STATED EXERCISE:
Quote the whole listing verbatim.

[Saved entries]

--*--

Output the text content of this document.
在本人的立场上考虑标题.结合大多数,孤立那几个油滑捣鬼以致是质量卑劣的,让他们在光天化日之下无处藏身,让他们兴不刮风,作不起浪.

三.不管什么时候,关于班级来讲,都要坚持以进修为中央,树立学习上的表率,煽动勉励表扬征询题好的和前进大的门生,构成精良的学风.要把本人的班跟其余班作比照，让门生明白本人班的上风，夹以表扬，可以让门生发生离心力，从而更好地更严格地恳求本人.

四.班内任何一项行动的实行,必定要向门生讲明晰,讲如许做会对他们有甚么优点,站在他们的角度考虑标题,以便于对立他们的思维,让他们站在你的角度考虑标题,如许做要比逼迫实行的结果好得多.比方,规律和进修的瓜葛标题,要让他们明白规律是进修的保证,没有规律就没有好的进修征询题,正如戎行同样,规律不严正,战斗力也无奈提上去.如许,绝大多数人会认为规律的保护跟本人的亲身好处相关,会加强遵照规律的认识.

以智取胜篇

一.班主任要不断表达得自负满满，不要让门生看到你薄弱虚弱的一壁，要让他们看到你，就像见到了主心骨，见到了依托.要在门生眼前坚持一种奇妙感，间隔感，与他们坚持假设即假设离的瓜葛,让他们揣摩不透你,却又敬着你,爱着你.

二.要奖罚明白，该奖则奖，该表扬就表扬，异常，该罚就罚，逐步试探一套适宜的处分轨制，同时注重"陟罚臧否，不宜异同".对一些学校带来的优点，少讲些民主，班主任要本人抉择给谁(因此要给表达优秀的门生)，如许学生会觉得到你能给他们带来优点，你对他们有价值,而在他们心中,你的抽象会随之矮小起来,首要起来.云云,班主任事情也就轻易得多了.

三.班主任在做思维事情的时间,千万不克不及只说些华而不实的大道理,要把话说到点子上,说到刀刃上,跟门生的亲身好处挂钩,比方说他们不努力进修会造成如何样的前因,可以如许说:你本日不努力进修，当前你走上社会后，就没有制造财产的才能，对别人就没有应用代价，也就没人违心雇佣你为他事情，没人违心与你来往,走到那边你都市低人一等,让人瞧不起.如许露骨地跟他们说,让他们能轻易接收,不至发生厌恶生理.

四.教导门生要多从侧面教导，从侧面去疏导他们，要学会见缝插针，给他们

--*--

THE SOLUTION:
Output the text content of this document.
在本人的立场上考虑标题.结合大多数,孤立那几个油滑捣鬼以致是质量卑劣的,让他们在光天化日之下无处藏身,让他们兴不刮风,作不起浪.

三.不管什么时候,关于班级来讲,都要坚持以进修为中央,树立学习上的表率,煽动勉励表扬征询题好的和前进大的门生,构成精良的学风.要把本人的班跟其余班作比照，让门生明白本人班的上风，夹以表扬，可以让门生发生离心力，从而更好地更严格地恳求本人.

四.班内任何一项行动的实行,必定要向门生讲明晰,讲如许做会对他们有甚么优点,站在他们的角度考虑标题,以便于对立他们的思维,让他们站在你的角度考虑标题,如许做要比逼迫实行的结果好得多.比方,规律和进修的瓜葛标题,要让他们明白规律是进修的保证,没有规律就没有好的进修征询题,正如戎行同样,规律不严正,战斗力也无奈提上去.如许,绝大多数人会认为规律的保护跟本人的亲身好处相关,会加强遵照规律的认识.

以智取胜篇

一.班主任要不断表达得自负满满，不要让门生看到你薄弱虚弱的一壁，要让他们看到你，就像见到了主心骨，见到了依托.要在门生眼前坚持一种奇妙感，间隔感，与他们坚持假设即假设离的瓜葛,让他们揣摩不透你,却又敬着你,爱着你.

二.要奖罚明白，该奖则奖，该表扬就表扬，异常，该罚就罚，逐步试探一套适宜的处分轨制，同时注重"陟罚臧否，不宜异同".对一些学校带来的优点，少讲些民主，班主任要本人抉择给谁(因此要给表达优秀的门生)，如许学生会觉得到你能给他们带来优点，你对他们有价值,而在他们心中,你的抽象会随之矮小起来,首要起来.云云,班主任事情也就轻易得多了.

三.班主任在做思维事情的时间,千万不克不及只说些华而不实的大道理,要把话说到点子上,说到刀刃上,跟门生的亲身好处挂钩,比方说他们不努力进修会造成如何样的前因,可以如许说:你本日不努力进修，当前你走上社会后，就没有制造财产的才能，对别人就没有应用代价，也就没人违心雇佣你为他事情，没人违心与你来往,走到那边你都市低人一等,让人瞧不起.如许露骨地跟他们说,让他们能轻易接收,不至发生厌恶生理.

四.教导门生要多从侧面教导，从侧面去疏导他们，要学会见缝插针，给他们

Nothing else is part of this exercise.